"""
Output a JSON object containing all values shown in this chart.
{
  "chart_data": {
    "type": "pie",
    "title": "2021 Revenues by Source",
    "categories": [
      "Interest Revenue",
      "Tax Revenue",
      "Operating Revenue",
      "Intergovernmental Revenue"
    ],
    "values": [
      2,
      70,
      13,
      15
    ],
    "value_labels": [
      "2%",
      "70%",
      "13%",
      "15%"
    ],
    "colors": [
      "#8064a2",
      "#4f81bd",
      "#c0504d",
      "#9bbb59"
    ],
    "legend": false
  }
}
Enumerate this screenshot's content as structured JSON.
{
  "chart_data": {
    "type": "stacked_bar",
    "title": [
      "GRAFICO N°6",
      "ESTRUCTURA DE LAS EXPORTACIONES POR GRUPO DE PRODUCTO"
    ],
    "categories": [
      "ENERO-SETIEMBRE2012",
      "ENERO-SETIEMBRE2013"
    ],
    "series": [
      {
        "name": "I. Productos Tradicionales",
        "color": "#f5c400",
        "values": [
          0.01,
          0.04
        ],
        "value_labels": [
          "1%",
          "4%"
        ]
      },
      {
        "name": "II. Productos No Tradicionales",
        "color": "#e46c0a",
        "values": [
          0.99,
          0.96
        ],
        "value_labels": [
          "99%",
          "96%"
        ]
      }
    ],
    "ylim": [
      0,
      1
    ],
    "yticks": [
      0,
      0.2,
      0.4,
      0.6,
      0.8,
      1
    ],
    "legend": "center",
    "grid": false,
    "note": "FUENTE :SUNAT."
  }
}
"""
- [Aim]
Select every line of the records holding the string "Productos".

- [Result for this exercise]
        "name": "I. Productos Tradicionales",
        "name": "II. Productos No Tradicionales",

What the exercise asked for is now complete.